Entries provided:
____
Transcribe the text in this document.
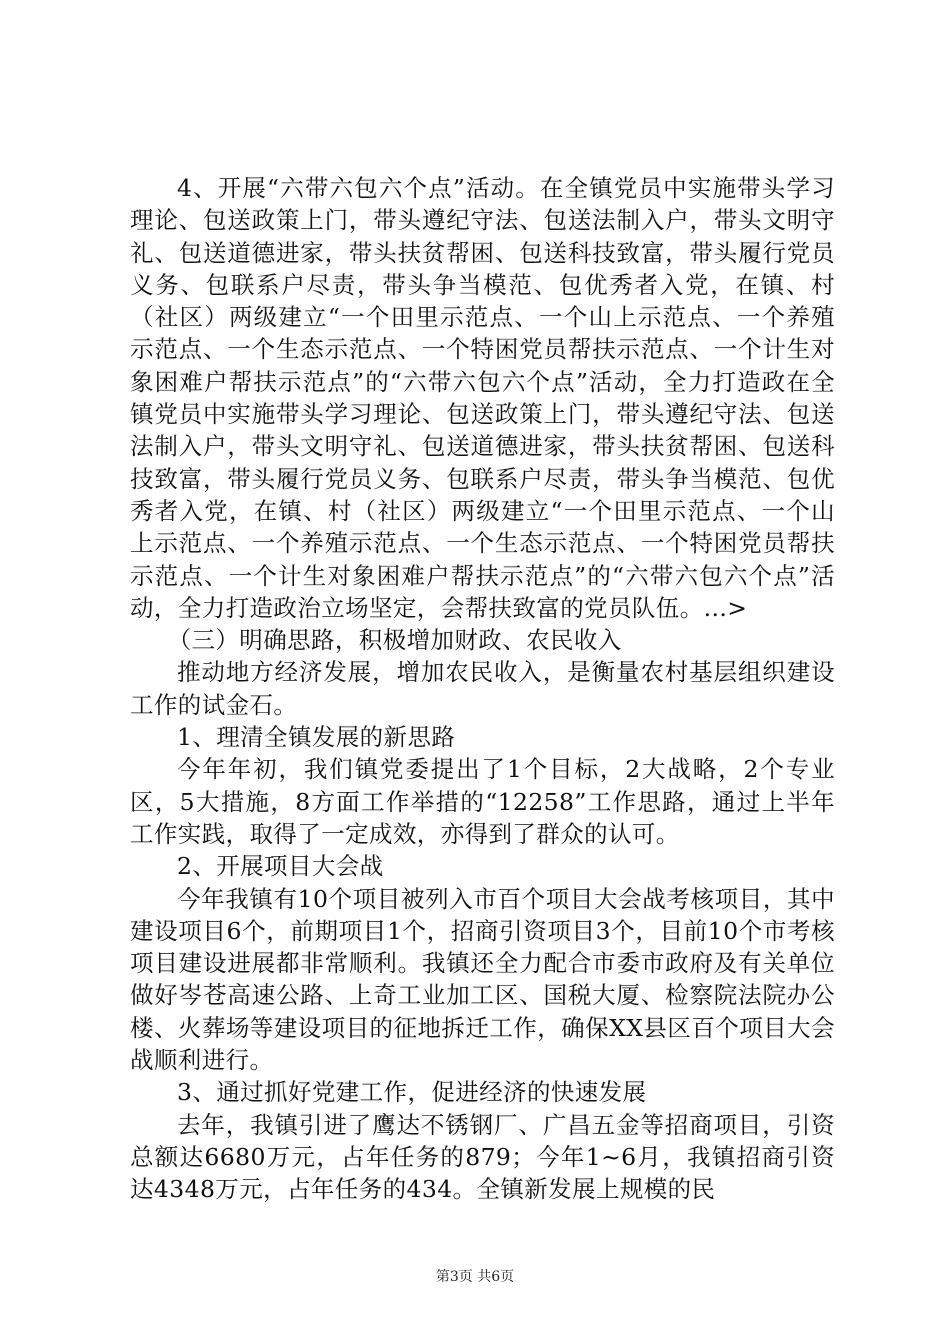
4、开展“六带六包六个点”活动。在全镇党员中实施带头学习理论、包送政策上门，带头遵纪守法、包送法制入户，带头文明守礼、包送道德进家，带头扶贫帮困、包送科技致富，带头履行党员义务、包联系户尽责，带头争当模范、包优秀者入党，在镇、村（社区）两级建立“一个田里示范点、一个山上示范点、一个养殖示范点、一个生态示范点、一个特困党员帮扶示范点、一个计生对象困难户帮扶示范点”的“六带六包六个点”活动，全力打造政在全镇党员中实施带头学习理论、包送政策上门，带头遵纪守法、包送法制入户，带头文明守礼、包送道德进家，带头扶贫帮困、包送科技致富，带头履行党员义务、包联系户尽责，带头争当模范、包优秀者入党，在镇、村（社区）两级建立“一个田里示范点、一个山上示范点、一个养殖示范点、一个生态示范点、一个特困党员帮扶示范点、一个计生对象困难户帮扶示范点”的“六带六包六个点”活动，全力打造政治立场坚定，会帮扶致富的党员队伍。...>

（三）明确思路，积极增加财政、农民收入

推动地方经济发展，增加农民收入，是衡量农村基层组织建设工作的试金石。

1、理清全镇发展的新思路

今年年初，我们镇党委提出了1个目标，2大战略，2个专业区，5大措施，8方面工作举措的“12258”工作思路，通过上半年工作实践，取得了一定成效，亦得到了群众的认可。

2、开展项目大会战

今年我镇有10个项目被列入市百个项目大会战考核项目，其中建设项目6个，前期项目1个，招商引资项目3个，目前10个市考核项目建设进展都非常顺利。我镇还全力配合市委市政府及有关单位做好岑苍高速公路、上奇工业加工区、国税大厦、检察院法院办公楼、火葬场等建设项目的征地拆迁工作，确保XX县区百个项目大会战顺利进行。

3、通过抓好党建工作，促进经济的快速发展

去年，我镇引进了鹰达不锈钢厂、广昌五金等招商项目，引资总额达6680万元，占年任务的879；今年1~6月，我镇招商引资达4348万元，占年任务的434。全镇新发展上规模的民

第3页 共6页
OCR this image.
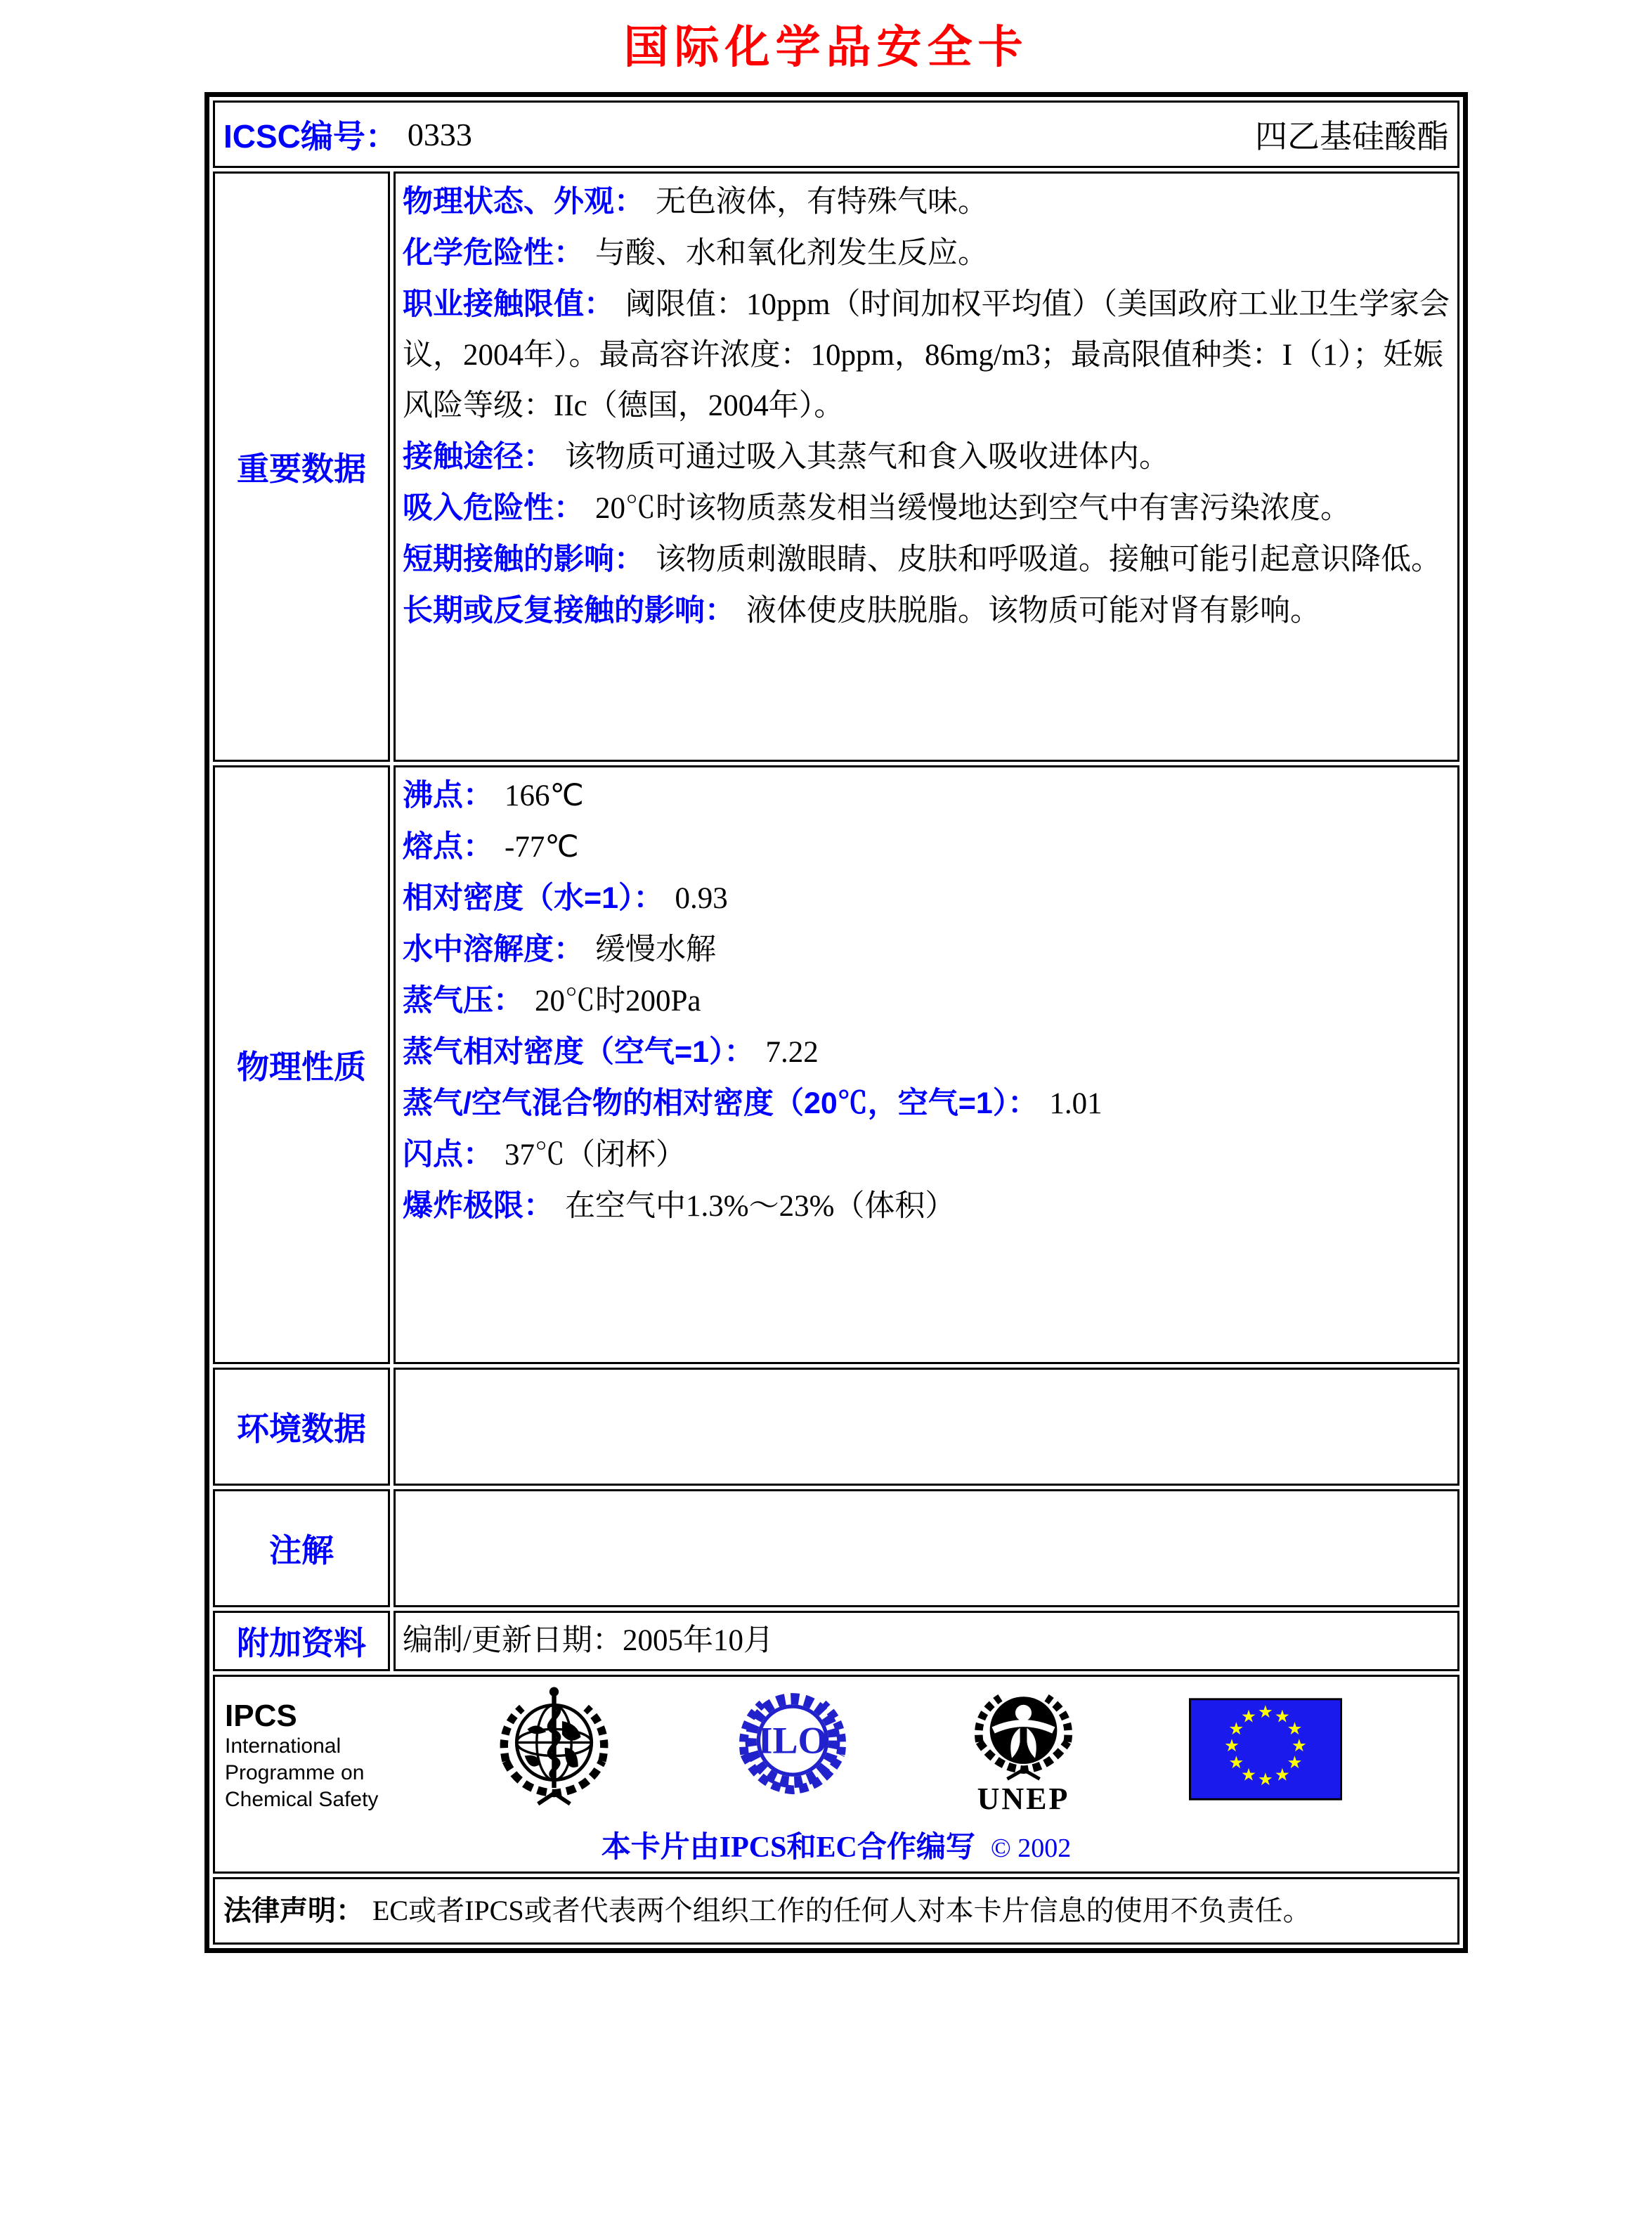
国际化学品安全卡
ICSC编号： 0333	四乙基硅酸酯
重要数据
物理状态、外观： 无色液体，有特殊气味。
化学危险性： 与酸、水和氧化剂发生反应。
职业接触限值： 阈限值：10ppm（时间加权平均值）（美国政府工业卫生学家会议，2004年）。最高容许浓度：10ppm，86mg/m3；最高限值种类：I（1）；妊娠风险等级：IIc（德国，2004年）。
接触途径： 该物质可通过吸入其蒸气和食入吸收进体内。
吸入危险性： 20℃时该物质蒸发相当缓慢地达到空气中有害污染浓度。
短期接触的影响： 该物质刺激眼睛、皮肤和呼吸道。接触可能引起意识降低。
长期或反复接触的影响： 液体使皮肤脱脂。该物质可能对肾有影响。
物理性质
沸点： 166℃
熔点： -77℃
相对密度（水=1）： 0.93
水中溶解度： 缓慢水解
蒸气压： 20℃时200Pa
蒸气相对密度（空气=1）： 7.22
蒸气/空气混合物的相对密度（20℃，空气=1）： 1.01
闪点： 37℃（闭杯）
爆炸极限： 在空气中1.3%～23%（体积）
环境数据
注解
附加资料	编制/更新日期：2005年10月
IPCS
International
Programme on
Chemical Safety
ILO
UNEP
★ ★
★
★
★
★
★
★
★
★
★
★
本卡片由IPCS和EC合作编写 © 2002
法律声明： EC或者IPCS或者代表两个组织工作的任何人对本卡片信息的使用不负责任。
____
Instruction: From the line containing "OCR this image." through the last line of the records, both included, output those lines exactly and nothing else; skip the pictures.

Result of the exercise:
OCR this image.
国际化学品安全卡
ICSC编号： 0333	四乙基硅酸酯
重要数据
物理状态、外观： 无色液体，有特殊气味。
化学危险性： 与酸、水和氧化剂发生反应。
职业接触限值： 阈限值：10ppm（时间加权平均值）（美国政府工业卫生学家会议，2004年）。最高容许浓度：10ppm，86mg/m3；最高限值种类：I（1）；妊娠风险等级：IIc（德国，2004年）。
接触途径： 该物质可通过吸入其蒸气和食入吸收进体内。
吸入危险性： 20℃时该物质蒸发相当缓慢地达到空气中有害污染浓度。
短期接触的影响： 该物质刺激眼睛、皮肤和呼吸道。接触可能引起意识降低。
长期或反复接触的影响： 液体使皮肤脱脂。该物质可能对肾有影响。
物理性质
沸点： 166℃
熔点： -77℃
相对密度（水=1）： 0.93
水中溶解度： 缓慢水解
蒸气压： 20℃时200Pa
蒸气相对密度（空气=1）： 7.22
蒸气/空气混合物的相对密度（20℃，空气=1）： 1.01
闪点： 37℃（闭杯）
爆炸极限： 在空气中1.3%～23%（体积）
环境数据
注解
附加资料	编制/更新日期：2005年10月
IPCS
International
Programme on
Chemical Safety
ILO
UNEP
★ ★
★
★
★
★
★
★
★
★
★
★
本卡片由IPCS和EC合作编写 © 2002
法律声明： EC或者IPCS或者代表两个组织工作的任何人对本卡片信息的使用不负责任。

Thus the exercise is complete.